**What you are asked to do:**
Write out all lines holding the word "Education".

**Records for this exercise:**
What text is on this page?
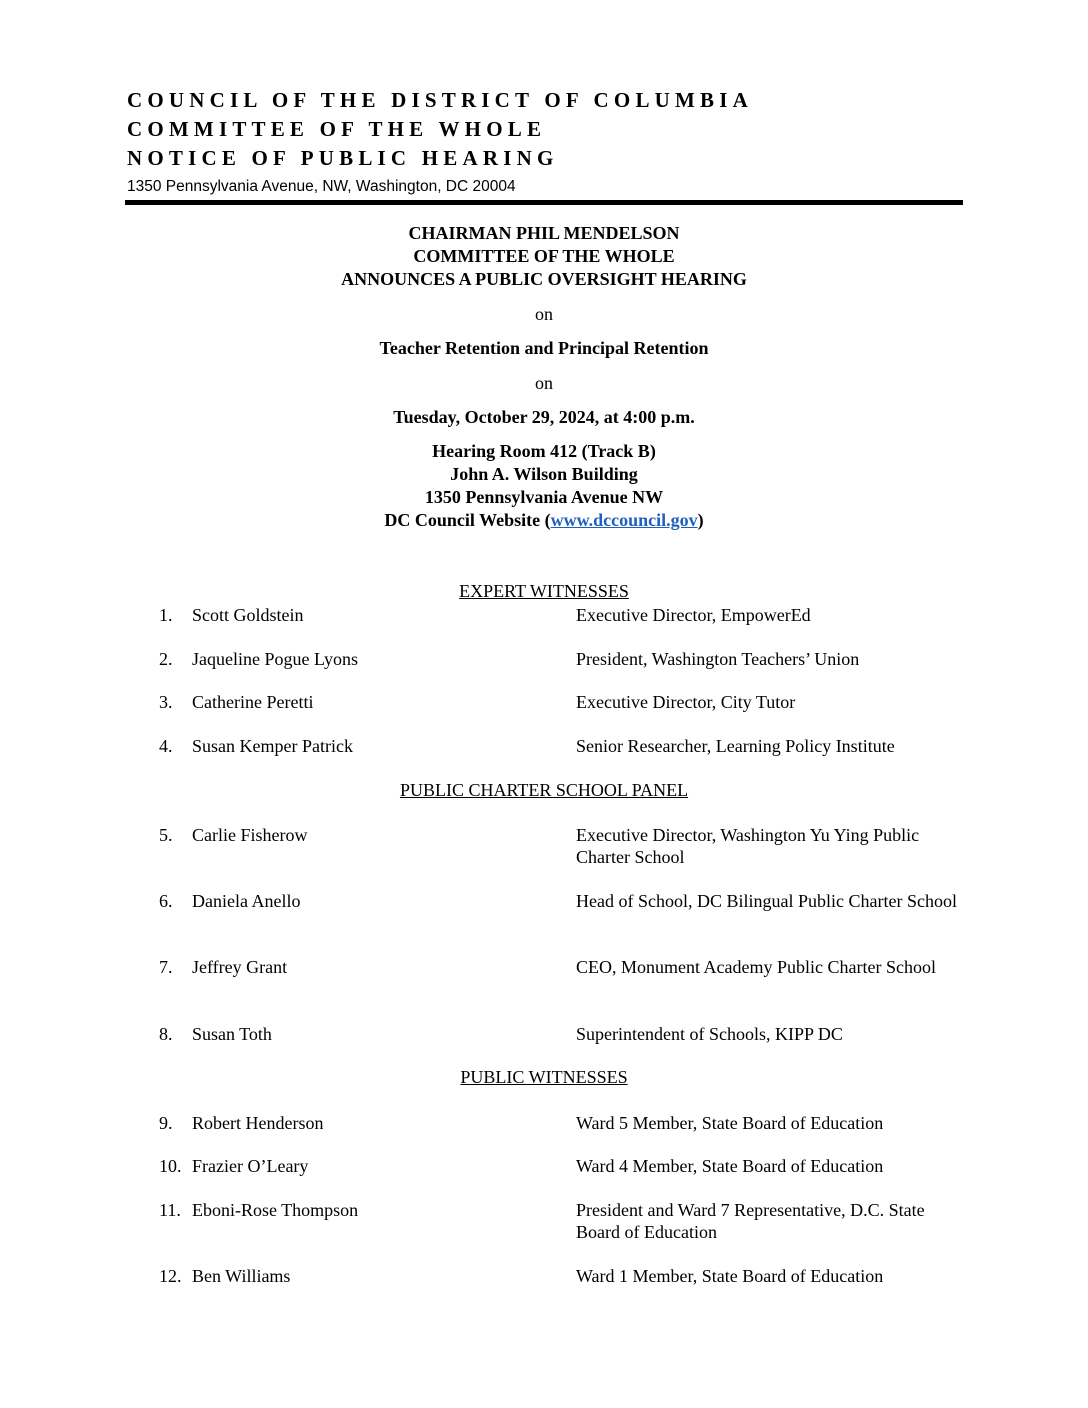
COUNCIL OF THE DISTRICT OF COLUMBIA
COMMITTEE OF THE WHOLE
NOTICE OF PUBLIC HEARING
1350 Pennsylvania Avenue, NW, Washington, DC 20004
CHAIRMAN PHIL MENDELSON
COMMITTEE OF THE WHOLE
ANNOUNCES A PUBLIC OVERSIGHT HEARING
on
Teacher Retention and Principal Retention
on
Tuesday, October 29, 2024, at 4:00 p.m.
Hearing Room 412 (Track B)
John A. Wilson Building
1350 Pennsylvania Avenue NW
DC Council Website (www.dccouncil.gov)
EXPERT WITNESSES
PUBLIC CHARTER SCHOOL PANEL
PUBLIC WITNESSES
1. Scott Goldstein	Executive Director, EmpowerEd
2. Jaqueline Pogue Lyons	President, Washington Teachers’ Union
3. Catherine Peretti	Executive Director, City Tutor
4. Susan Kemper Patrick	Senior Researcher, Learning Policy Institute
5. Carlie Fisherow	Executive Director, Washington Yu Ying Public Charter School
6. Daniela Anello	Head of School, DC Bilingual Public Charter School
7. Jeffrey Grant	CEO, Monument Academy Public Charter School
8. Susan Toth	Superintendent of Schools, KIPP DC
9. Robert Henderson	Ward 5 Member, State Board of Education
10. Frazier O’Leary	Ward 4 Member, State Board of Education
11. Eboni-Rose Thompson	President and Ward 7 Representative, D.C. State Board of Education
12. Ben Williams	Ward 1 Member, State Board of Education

==

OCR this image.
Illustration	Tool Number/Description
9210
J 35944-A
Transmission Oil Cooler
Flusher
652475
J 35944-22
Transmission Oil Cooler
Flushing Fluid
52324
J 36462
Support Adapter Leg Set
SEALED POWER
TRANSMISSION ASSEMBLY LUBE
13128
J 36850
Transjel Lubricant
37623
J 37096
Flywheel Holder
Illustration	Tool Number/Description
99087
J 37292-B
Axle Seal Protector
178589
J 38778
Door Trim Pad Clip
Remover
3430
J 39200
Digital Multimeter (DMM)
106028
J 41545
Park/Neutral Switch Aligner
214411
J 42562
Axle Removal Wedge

**Completed task:**
9. Robert Henderson	Ward 5 Member, State Board of Education
10. Frazier O’Leary	Ward 4 Member, State Board of Education
11. Eboni-Rose Thompson	President and Ward 7 Representative, D.C. State Board of Education
12. Ben Williams	Ward 1 Member, State Board of Education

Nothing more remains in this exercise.